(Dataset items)
>> Begin

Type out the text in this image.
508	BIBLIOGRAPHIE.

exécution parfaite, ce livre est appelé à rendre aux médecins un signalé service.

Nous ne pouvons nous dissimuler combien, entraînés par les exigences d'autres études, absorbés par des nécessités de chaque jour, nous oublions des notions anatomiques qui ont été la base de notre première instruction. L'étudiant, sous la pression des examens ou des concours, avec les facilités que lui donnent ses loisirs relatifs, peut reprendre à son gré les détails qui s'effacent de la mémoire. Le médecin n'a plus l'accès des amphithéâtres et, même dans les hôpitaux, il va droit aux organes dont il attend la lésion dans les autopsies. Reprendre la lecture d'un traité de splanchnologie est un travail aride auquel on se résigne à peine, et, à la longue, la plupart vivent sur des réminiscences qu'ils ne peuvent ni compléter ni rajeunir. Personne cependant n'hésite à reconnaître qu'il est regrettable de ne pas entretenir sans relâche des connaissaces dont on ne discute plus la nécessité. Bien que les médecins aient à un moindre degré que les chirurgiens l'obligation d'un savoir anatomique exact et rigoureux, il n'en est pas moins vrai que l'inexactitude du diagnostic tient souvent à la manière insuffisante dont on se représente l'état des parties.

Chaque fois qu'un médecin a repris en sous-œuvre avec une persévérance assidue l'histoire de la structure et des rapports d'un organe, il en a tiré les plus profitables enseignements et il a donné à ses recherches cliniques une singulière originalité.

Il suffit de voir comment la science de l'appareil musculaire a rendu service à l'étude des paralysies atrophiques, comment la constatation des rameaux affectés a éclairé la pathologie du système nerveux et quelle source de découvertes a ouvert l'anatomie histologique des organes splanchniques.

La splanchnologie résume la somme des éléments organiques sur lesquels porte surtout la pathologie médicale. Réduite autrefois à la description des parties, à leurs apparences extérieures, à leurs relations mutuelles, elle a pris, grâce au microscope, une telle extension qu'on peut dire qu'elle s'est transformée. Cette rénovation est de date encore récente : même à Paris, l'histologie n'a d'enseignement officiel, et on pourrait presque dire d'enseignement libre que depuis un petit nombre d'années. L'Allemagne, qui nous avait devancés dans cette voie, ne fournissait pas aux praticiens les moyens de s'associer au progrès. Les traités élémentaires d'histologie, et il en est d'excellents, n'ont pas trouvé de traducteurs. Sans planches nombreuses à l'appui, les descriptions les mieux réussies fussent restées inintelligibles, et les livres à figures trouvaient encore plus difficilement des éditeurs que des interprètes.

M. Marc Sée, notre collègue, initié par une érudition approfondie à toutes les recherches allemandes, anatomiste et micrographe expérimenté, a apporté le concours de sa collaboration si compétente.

>> End

▸ **Request**:
Find all lines holding the string "recherches" and copy them.

▸ **Task result**:
Chaque fois qu'un médecin a repris en sous-œuvre avec une persévérance assidue l'histoire de la structure et des rapports d'un organe, il en a tiré les plus profitables enseignements et il a donné à ses recherches cliniques une singulière originalité.
M. Marc Sée, notre collègue, initié par une érudition approfondie à toutes les recherches allemandes, anatomiste et micrographe expérimenté, a apporté le concours de sa collaboration si compétente.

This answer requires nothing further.